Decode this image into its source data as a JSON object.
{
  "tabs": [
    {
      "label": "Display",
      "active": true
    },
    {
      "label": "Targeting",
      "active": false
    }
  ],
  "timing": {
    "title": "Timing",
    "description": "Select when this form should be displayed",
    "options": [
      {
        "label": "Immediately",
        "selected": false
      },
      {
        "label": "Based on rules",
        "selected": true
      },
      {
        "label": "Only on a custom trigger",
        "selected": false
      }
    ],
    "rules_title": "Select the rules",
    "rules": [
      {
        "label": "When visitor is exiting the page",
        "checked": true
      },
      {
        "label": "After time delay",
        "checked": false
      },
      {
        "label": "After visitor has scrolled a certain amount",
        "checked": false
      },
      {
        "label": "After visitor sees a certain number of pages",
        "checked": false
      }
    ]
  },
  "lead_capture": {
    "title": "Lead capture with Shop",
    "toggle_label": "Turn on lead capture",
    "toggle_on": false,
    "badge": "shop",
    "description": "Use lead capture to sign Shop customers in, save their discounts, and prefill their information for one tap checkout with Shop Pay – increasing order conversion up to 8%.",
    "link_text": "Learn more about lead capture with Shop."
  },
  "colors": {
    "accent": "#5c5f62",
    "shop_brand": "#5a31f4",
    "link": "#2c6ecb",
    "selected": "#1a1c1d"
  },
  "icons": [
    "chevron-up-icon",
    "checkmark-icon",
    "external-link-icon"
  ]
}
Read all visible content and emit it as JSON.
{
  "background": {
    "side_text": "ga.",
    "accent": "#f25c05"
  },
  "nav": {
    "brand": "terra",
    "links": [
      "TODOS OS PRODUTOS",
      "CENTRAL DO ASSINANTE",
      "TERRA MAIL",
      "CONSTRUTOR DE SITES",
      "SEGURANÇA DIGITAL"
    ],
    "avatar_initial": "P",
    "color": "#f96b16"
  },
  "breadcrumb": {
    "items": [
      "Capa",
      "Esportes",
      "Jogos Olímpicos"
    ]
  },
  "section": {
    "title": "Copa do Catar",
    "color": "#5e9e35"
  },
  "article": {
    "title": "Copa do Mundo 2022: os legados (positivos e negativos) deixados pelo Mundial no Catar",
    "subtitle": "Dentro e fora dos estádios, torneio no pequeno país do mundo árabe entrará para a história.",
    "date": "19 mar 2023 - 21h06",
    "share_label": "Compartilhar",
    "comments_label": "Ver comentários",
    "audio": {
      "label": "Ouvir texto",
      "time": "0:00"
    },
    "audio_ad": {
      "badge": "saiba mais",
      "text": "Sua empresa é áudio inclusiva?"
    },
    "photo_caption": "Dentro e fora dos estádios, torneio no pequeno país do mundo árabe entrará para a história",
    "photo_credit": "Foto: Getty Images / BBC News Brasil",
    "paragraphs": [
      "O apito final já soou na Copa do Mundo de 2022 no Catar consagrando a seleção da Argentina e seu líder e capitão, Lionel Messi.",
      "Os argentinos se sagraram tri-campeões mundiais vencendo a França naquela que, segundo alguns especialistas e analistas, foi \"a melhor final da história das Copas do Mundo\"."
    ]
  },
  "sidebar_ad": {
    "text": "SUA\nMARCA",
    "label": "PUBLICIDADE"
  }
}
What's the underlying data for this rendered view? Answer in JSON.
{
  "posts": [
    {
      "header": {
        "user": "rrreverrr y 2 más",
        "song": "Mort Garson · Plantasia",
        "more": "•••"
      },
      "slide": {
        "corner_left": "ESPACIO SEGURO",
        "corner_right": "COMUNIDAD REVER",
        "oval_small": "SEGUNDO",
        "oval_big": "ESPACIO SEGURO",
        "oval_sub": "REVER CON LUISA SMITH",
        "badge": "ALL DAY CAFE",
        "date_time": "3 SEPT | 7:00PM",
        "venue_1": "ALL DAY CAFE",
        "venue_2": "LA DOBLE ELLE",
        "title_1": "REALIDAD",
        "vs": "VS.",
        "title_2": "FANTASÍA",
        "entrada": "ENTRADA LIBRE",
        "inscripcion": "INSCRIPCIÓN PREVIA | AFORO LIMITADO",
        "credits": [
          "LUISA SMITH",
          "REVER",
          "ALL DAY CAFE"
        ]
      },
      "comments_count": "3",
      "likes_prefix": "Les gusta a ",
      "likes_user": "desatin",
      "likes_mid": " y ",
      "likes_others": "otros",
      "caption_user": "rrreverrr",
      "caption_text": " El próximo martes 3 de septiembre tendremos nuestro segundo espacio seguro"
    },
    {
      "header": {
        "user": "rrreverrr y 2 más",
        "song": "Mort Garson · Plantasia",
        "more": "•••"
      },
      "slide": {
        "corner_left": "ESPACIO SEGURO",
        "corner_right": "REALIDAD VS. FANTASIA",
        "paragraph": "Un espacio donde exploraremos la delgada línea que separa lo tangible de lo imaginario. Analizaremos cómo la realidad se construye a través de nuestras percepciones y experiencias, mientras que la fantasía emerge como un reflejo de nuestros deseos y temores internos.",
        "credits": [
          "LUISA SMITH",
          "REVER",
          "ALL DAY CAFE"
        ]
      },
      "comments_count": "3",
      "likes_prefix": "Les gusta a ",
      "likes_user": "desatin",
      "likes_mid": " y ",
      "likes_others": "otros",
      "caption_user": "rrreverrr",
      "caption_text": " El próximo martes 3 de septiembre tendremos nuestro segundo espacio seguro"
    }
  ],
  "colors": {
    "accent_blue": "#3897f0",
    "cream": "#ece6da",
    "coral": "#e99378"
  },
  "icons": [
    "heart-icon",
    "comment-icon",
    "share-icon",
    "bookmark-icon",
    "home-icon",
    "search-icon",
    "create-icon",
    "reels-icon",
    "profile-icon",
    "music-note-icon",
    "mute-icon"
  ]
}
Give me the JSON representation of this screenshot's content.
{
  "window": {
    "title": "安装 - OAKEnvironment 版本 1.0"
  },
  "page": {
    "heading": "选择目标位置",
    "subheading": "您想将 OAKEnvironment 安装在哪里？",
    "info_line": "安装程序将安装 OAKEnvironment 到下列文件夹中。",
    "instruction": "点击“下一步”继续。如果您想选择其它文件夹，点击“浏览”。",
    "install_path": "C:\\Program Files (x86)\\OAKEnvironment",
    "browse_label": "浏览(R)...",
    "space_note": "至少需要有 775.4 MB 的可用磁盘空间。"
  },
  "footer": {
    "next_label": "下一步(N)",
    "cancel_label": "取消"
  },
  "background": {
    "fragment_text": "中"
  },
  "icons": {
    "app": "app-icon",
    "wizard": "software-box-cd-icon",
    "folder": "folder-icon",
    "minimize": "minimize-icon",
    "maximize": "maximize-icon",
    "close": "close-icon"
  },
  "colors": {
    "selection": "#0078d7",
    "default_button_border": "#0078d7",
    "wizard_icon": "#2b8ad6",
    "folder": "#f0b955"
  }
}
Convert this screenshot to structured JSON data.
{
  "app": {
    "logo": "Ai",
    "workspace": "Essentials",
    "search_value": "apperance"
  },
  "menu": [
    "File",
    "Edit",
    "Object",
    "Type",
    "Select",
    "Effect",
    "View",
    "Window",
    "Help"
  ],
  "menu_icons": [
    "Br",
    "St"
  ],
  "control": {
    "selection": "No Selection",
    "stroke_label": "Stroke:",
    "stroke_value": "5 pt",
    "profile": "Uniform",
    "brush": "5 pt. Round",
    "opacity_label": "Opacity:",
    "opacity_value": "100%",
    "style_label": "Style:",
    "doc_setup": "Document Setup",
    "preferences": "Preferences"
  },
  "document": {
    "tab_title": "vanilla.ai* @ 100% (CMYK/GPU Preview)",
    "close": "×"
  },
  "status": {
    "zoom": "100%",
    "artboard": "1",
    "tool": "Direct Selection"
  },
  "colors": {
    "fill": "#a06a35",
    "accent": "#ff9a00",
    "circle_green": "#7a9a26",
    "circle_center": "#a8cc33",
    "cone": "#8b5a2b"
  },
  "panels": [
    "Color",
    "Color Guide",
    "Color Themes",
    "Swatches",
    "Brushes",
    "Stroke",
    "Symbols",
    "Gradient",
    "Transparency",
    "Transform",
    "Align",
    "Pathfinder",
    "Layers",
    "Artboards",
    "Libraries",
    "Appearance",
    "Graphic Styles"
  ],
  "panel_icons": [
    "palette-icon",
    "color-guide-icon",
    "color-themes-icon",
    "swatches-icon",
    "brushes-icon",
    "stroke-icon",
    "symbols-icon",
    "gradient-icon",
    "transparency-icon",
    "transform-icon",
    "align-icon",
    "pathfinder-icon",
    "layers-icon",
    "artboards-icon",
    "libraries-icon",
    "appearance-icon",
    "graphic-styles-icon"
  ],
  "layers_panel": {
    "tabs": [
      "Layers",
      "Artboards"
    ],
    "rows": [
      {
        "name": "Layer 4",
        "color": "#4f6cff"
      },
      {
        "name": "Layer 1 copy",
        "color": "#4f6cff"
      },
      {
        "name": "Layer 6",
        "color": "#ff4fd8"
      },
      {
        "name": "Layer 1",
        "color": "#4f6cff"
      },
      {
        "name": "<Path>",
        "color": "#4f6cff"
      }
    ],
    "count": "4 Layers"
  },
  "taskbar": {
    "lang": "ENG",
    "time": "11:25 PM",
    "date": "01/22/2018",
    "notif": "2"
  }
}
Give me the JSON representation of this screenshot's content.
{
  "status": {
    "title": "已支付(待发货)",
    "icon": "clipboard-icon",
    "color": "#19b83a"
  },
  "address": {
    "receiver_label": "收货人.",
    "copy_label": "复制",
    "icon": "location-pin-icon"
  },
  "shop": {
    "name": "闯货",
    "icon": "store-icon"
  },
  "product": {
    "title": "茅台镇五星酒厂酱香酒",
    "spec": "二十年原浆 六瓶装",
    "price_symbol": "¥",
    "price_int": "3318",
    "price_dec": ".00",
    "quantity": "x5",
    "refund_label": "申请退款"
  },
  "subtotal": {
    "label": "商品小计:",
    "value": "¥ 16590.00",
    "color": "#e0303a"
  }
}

WHAT YOU HAVE TO DO: Report each line in the data that holds the word "certain".

ANSWER TO THE PROBLEM:
        "label": "After visitor has scrolled a certain amount",
        "label": "After visitor sees a certain number of pages",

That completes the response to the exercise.